=== Dataset records ===
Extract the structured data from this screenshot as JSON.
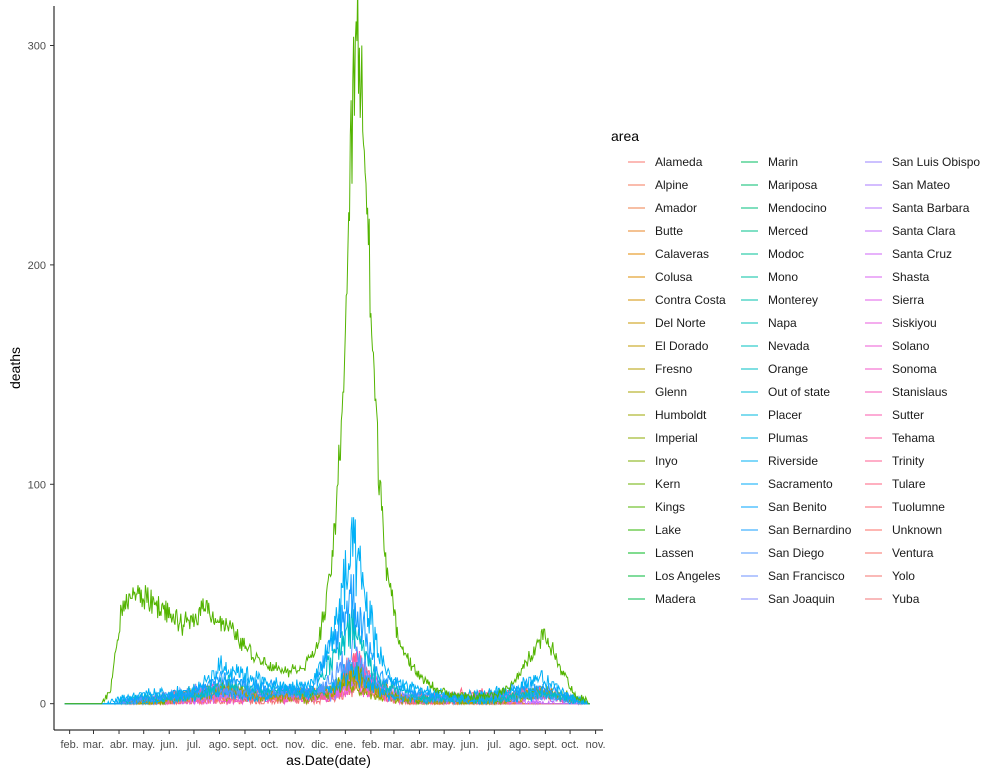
{
  "chart_data": {
    "type": "line",
    "xlabel": "as.Date(date)",
    "ylabel": "deaths",
    "x_ticks": [
      "feb.",
      "mar.",
      "abr.",
      "may.",
      "jun.",
      "jul.",
      "ago.",
      "sept.",
      "oct.",
      "nov.",
      "dic.",
      "ene.",
      "feb.",
      "mar.",
      "abr.",
      "may.",
      "jun.",
      "jul.",
      "ago.",
      "sept.",
      "oct.",
      "nov."
    ],
    "x_tick_dates": [
      "2020-02-01",
      "2020-03-01",
      "2020-04-01",
      "2020-05-01",
      "2020-06-01",
      "2020-07-01",
      "2020-08-01",
      "2020-09-01",
      "2020-10-01",
      "2020-11-01",
      "2020-12-01",
      "2021-01-01",
      "2021-02-01",
      "2021-03-01",
      "2021-04-01",
      "2021-05-01",
      "2021-06-01",
      "2021-07-01",
      "2021-08-01",
      "2021-09-01",
      "2021-10-01",
      "2021-11-01"
    ],
    "x_range": [
      "2020-01-13",
      "2021-11-10"
    ],
    "data_range": [
      "2020-01-26",
      "2021-10-25"
    ],
    "y_ticks": [
      0,
      100,
      200,
      300
    ],
    "ylim": [
      -12,
      318
    ],
    "grid": false,
    "legend": {
      "title": "area",
      "placement": "right",
      "columns": 3,
      "entries": [
        "Alameda",
        "Alpine",
        "Amador",
        "Butte",
        "Calaveras",
        "Colusa",
        "Contra Costa",
        "Del Norte",
        "El Dorado",
        "Fresno",
        "Glenn",
        "Humboldt",
        "Imperial",
        "Inyo",
        "Kern",
        "Kings",
        "Lake",
        "Lassen",
        "Los Angeles",
        "Madera",
        "Marin",
        "Mariposa",
        "Mendocino",
        "Merced",
        "Modoc",
        "Mono",
        "Monterey",
        "Napa",
        "Nevada",
        "Orange",
        "Out of state",
        "Placer",
        "Plumas",
        "Riverside",
        "Sacramento",
        "San Benito",
        "San Bernardino",
        "San Diego",
        "San Francisco",
        "San Joaquin",
        "San Luis Obispo",
        "San Mateo",
        "Santa Barbara",
        "Santa Clara",
        "Santa Cruz",
        "Shasta",
        "Sierra",
        "Siskiyou",
        "Solano",
        "Sonoma",
        "Stanislaus",
        "Sutter",
        "Tehama",
        "Trinity",
        "Tulare",
        "Tuolumne",
        "Unknown",
        "Ventura",
        "Yolo",
        "Yuba"
      ],
      "colors": [
        "#F8766D",
        "#F47A5B",
        "#EF7F4A",
        "#E88526",
        "#E38900",
        "#DC8D00",
        "#D39200",
        "#CA9700",
        "#C09B00",
        "#B59F00",
        "#A9A300",
        "#9CA700",
        "#8EAB00",
        "#7EAE00",
        "#6BB100",
        "#53B400",
        "#2EB600",
        "#00B81F",
        "#00BA38",
        "#00BB4E",
        "#00BC60",
        "#00BE6F",
        "#00BF7D",
        "#00C08B",
        "#00C097",
        "#00C1A3",
        "#00C1AE",
        "#00C0B8",
        "#00C0C2",
        "#00BFC4",
        "#00BCD6",
        "#00B9DF",
        "#00B5E7",
        "#00B0F6",
        "#00ABF9",
        "#00A5FF",
        "#169FFF",
        "#4F98FF",
        "#6E92FF",
        "#868BFF",
        "#9983FF",
        "#A97BFF",
        "#B874FF",
        "#C46CFD",
        "#CF66F7",
        "#D961F0",
        "#E15DE8",
        "#E85BDE",
        "#EE58D4",
        "#F356C8",
        "#F757BB",
        "#FB58AE",
        "#FD5BA0",
        "#FF5E91",
        "#FF6282",
        "#FE6773",
        "#FC6C64",
        "#F9716A",
        "#F6736F",
        "#F37577"
      ]
    },
    "series_profiles": {
      "Los Angeles": {
        "color": "#53B400",
        "values": [
          [
            0,
            0
          ],
          [
            45,
            0
          ],
          [
            55,
            5
          ],
          [
            60,
            18
          ],
          [
            68,
            40
          ],
          [
            80,
            50
          ],
          [
            100,
            48
          ],
          [
            120,
            43
          ],
          [
            140,
            36
          ],
          [
            155,
            37
          ],
          [
            170,
            46
          ],
          [
            185,
            38
          ],
          [
            200,
            35
          ],
          [
            215,
            28
          ],
          [
            230,
            22
          ],
          [
            250,
            17
          ],
          [
            275,
            15
          ],
          [
            290,
            17
          ],
          [
            305,
            24
          ],
          [
            318,
            45
          ],
          [
            330,
            85
          ],
          [
            340,
            160
          ],
          [
            347,
            240
          ],
          [
            352,
            290
          ],
          [
            356,
            302
          ],
          [
            360,
            288
          ],
          [
            366,
            240
          ],
          [
            373,
            170
          ],
          [
            381,
            110
          ],
          [
            392,
            60
          ],
          [
            405,
            30
          ],
          [
            425,
            15
          ],
          [
            445,
            8
          ],
          [
            470,
            4
          ],
          [
            495,
            3
          ],
          [
            520,
            4
          ],
          [
            540,
            7
          ],
          [
            555,
            15
          ],
          [
            570,
            25
          ],
          [
            582,
            32
          ],
          [
            592,
            25
          ],
          [
            600,
            18
          ],
          [
            610,
            12
          ],
          [
            617,
            5
          ],
          [
            638,
            0
          ]
        ],
        "noise": 0.11
      },
      "Riverside": {
        "color": "#00B0F6",
        "values": [
          [
            0,
            0
          ],
          [
            50,
            0
          ],
          [
            70,
            3
          ],
          [
            120,
            5
          ],
          [
            160,
            6
          ],
          [
            190,
            17
          ],
          [
            210,
            15
          ],
          [
            240,
            10
          ],
          [
            270,
            7
          ],
          [
            300,
            9
          ],
          [
            320,
            24
          ],
          [
            335,
            45
          ],
          [
            345,
            63
          ],
          [
            352,
            68
          ],
          [
            360,
            55
          ],
          [
            370,
            40
          ],
          [
            382,
            22
          ],
          [
            400,
            10
          ],
          [
            430,
            6
          ],
          [
            480,
            3
          ],
          [
            540,
            6
          ],
          [
            575,
            12
          ],
          [
            595,
            8
          ],
          [
            617,
            3
          ],
          [
            638,
            0
          ]
        ],
        "noise": 0.28
      },
      "San Bernardino": {
        "color": "#169FFF",
        "values": [
          [
            0,
            0
          ],
          [
            60,
            0
          ],
          [
            80,
            2
          ],
          [
            150,
            4
          ],
          [
            190,
            12
          ],
          [
            220,
            9
          ],
          [
            300,
            6
          ],
          [
            330,
            30
          ],
          [
            348,
            50
          ],
          [
            360,
            38
          ],
          [
            380,
            14
          ],
          [
            420,
            5
          ],
          [
            500,
            2
          ],
          [
            560,
            8
          ],
          [
            590,
            6
          ],
          [
            638,
            0
          ]
        ],
        "noise": 0.3
      },
      "Orange": {
        "color": "#00BFC4",
        "values": [
          [
            0,
            0
          ],
          [
            60,
            0
          ],
          [
            90,
            3
          ],
          [
            160,
            3
          ],
          [
            190,
            10
          ],
          [
            220,
            7
          ],
          [
            300,
            5
          ],
          [
            330,
            22
          ],
          [
            350,
            35
          ],
          [
            362,
            25
          ],
          [
            385,
            9
          ],
          [
            430,
            3
          ],
          [
            520,
            2
          ],
          [
            570,
            5
          ],
          [
            600,
            4
          ],
          [
            638,
            0
          ]
        ],
        "noise": 0.3
      },
      "San Diego": {
        "color": "#4F98FF",
        "values": [
          [
            0,
            0
          ],
          [
            60,
            0
          ],
          [
            90,
            2
          ],
          [
            180,
            6
          ],
          [
            220,
            5
          ],
          [
            310,
            6
          ],
          [
            335,
            16
          ],
          [
            352,
            26
          ],
          [
            365,
            18
          ],
          [
            390,
            6
          ],
          [
            450,
            2
          ],
          [
            560,
            4
          ],
          [
            600,
            3
          ],
          [
            638,
            0
          ]
        ],
        "noise": 0.35
      },
      "Sacramento": {
        "color": "#00ABF9",
        "values": [
          [
            0,
            0
          ],
          [
            60,
            0
          ],
          [
            100,
            1
          ],
          [
            190,
            5
          ],
          [
            230,
            3
          ],
          [
            320,
            6
          ],
          [
            350,
            16
          ],
          [
            365,
            10
          ],
          [
            400,
            3
          ],
          [
            500,
            1
          ],
          [
            580,
            4
          ],
          [
            638,
            0
          ]
        ],
        "noise": 0.4
      },
      "Fresno": {
        "color": "#B59F00",
        "values": [
          [
            0,
            0
          ],
          [
            60,
            0
          ],
          [
            110,
            1
          ],
          [
            200,
            6
          ],
          [
            230,
            3
          ],
          [
            320,
            5
          ],
          [
            350,
            14
          ],
          [
            370,
            8
          ],
          [
            410,
            2
          ],
          [
            520,
            1
          ],
          [
            585,
            5
          ],
          [
            638,
            0
          ]
        ],
        "noise": 0.4
      },
      "Kern": {
        "color": "#6BB100",
        "values": [
          [
            0,
            0
          ],
          [
            60,
            0
          ],
          [
            110,
            1
          ],
          [
            200,
            7
          ],
          [
            240,
            4
          ],
          [
            320,
            5
          ],
          [
            352,
            15
          ],
          [
            372,
            9
          ],
          [
            410,
            2
          ],
          [
            520,
            1
          ],
          [
            585,
            6
          ],
          [
            638,
            0
          ]
        ],
        "noise": 0.4
      },
      "Santa Clara": {
        "color": "#C46CFD",
        "values": [
          [
            0,
            0
          ],
          [
            60,
            0
          ],
          [
            100,
            2
          ],
          [
            200,
            3
          ],
          [
            330,
            6
          ],
          [
            355,
            14
          ],
          [
            375,
            7
          ],
          [
            420,
            2
          ],
          [
            638,
            0
          ]
        ],
        "noise": 0.4
      },
      "Stanislaus": {
        "color": "#F757BB",
        "values": [
          [
            0,
            0
          ],
          [
            60,
            0
          ],
          [
            110,
            1
          ],
          [
            195,
            6
          ],
          [
            230,
            3
          ],
          [
            330,
            5
          ],
          [
            355,
            18
          ],
          [
            372,
            9
          ],
          [
            420,
            2
          ],
          [
            580,
            4
          ],
          [
            638,
            0
          ]
        ],
        "noise": 0.45
      },
      "Tulare": {
        "color": "#FF6282",
        "values": [
          [
            0,
            0
          ],
          [
            60,
            0
          ],
          [
            100,
            2
          ],
          [
            195,
            7
          ],
          [
            230,
            4
          ],
          [
            330,
            5
          ],
          [
            352,
            22
          ],
          [
            368,
            12
          ],
          [
            410,
            3
          ],
          [
            580,
            5
          ],
          [
            638,
            0
          ]
        ],
        "noise": 0.45
      },
      "San Joaquin": {
        "color": "#868BFF",
        "values": [
          [
            0,
            0
          ],
          [
            60,
            0
          ],
          [
            110,
            2
          ],
          [
            195,
            8
          ],
          [
            230,
            4
          ],
          [
            330,
            5
          ],
          [
            352,
            16
          ],
          [
            372,
            9
          ],
          [
            410,
            2
          ],
          [
            580,
            3
          ],
          [
            638,
            0
          ]
        ],
        "noise": 0.45
      },
      "Ventura": {
        "color": "#F9716A",
        "values": [
          [
            0,
            0
          ],
          [
            70,
            0
          ],
          [
            120,
            1
          ],
          [
            200,
            3
          ],
          [
            330,
            4
          ],
          [
            352,
            14
          ],
          [
            372,
            6
          ],
          [
            420,
            1
          ],
          [
            638,
            0
          ]
        ],
        "noise": 0.45
      },
      "Imperial": {
        "color": "#8EAB00",
        "values": [
          [
            0,
            0
          ],
          [
            80,
            0
          ],
          [
            130,
            2
          ],
          [
            160,
            6
          ],
          [
            200,
            4
          ],
          [
            300,
            2
          ],
          [
            345,
            10
          ],
          [
            370,
            5
          ],
          [
            420,
            1
          ],
          [
            638,
            0
          ]
        ],
        "noise": 0.45
      },
      "Alameda": {
        "color": "#F8766D",
        "values": [
          [
            0,
            0
          ],
          [
            60,
            0
          ],
          [
            100,
            2
          ],
          [
            200,
            3
          ],
          [
            330,
            5
          ],
          [
            352,
            12
          ],
          [
            375,
            6
          ],
          [
            420,
            1
          ],
          [
            638,
            0
          ]
        ],
        "noise": 0.45
      },
      "Solano": {
        "color": "#EE58D4",
        "values": [
          [
            0,
            0
          ],
          [
            80,
            0
          ],
          [
            150,
            1
          ],
          [
            330,
            3
          ],
          [
            355,
            9
          ],
          [
            375,
            4
          ],
          [
            420,
            1
          ],
          [
            638,
            0
          ]
        ],
        "noise": 0.45
      },
      "Yuba": {
        "color": "#F37577",
        "values": [
          [
            0,
            0
          ],
          [
            80,
            0
          ],
          [
            150,
            1
          ],
          [
            330,
            2
          ],
          [
            355,
            8
          ],
          [
            375,
            4
          ],
          [
            420,
            1
          ],
          [
            638,
            0
          ]
        ],
        "noise": 0.45
      }
    }
  }
}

=== What is required ===
Which lines contain "Santa"? Copy each of them.

=== Exercise output ===
        "Santa Barbara",
        "Santa Clara",
        "Santa Cruz",
      "Santa Clara": {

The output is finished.